Saved data entries
○ ○ ○

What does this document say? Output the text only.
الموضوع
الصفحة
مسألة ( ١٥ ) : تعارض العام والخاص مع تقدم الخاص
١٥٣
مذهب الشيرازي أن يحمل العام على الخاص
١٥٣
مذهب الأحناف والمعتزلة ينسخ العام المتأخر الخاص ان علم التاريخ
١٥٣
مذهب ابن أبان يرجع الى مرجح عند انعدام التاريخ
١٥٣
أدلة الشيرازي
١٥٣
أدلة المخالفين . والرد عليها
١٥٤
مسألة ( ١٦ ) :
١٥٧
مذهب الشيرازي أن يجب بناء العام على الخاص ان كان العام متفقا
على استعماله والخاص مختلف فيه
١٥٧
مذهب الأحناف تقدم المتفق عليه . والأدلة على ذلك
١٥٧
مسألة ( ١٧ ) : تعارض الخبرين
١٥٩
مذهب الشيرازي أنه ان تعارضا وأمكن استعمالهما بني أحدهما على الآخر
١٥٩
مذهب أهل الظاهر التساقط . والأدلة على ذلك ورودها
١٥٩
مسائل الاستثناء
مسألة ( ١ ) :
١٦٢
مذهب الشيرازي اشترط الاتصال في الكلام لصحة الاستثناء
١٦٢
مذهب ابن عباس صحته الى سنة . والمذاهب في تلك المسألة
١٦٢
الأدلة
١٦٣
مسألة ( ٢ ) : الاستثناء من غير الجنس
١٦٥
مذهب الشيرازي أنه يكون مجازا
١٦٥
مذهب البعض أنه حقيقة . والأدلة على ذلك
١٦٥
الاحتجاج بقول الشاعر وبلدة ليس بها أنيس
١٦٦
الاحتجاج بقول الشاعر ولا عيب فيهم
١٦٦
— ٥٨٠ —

○ ○ ○

* _Exercise details_
All lines above containing the string "الشيرازي" are to be collected.

* _Task response_
مذهب الشيرازي أن يحمل العام على الخاص
أدلة الشيرازي
مذهب الشيرازي أن يجب بناء العام على الخاص ان كان العام متفقا
مذهب الشيرازي أنه ان تعارضا وأمكن استعمالهما بني أحدهما على الآخر
مذهب الشيرازي اشترط الاتصال في الكلام لصحة الاستثناء
مذهب الشيرازي أنه يكون مجازا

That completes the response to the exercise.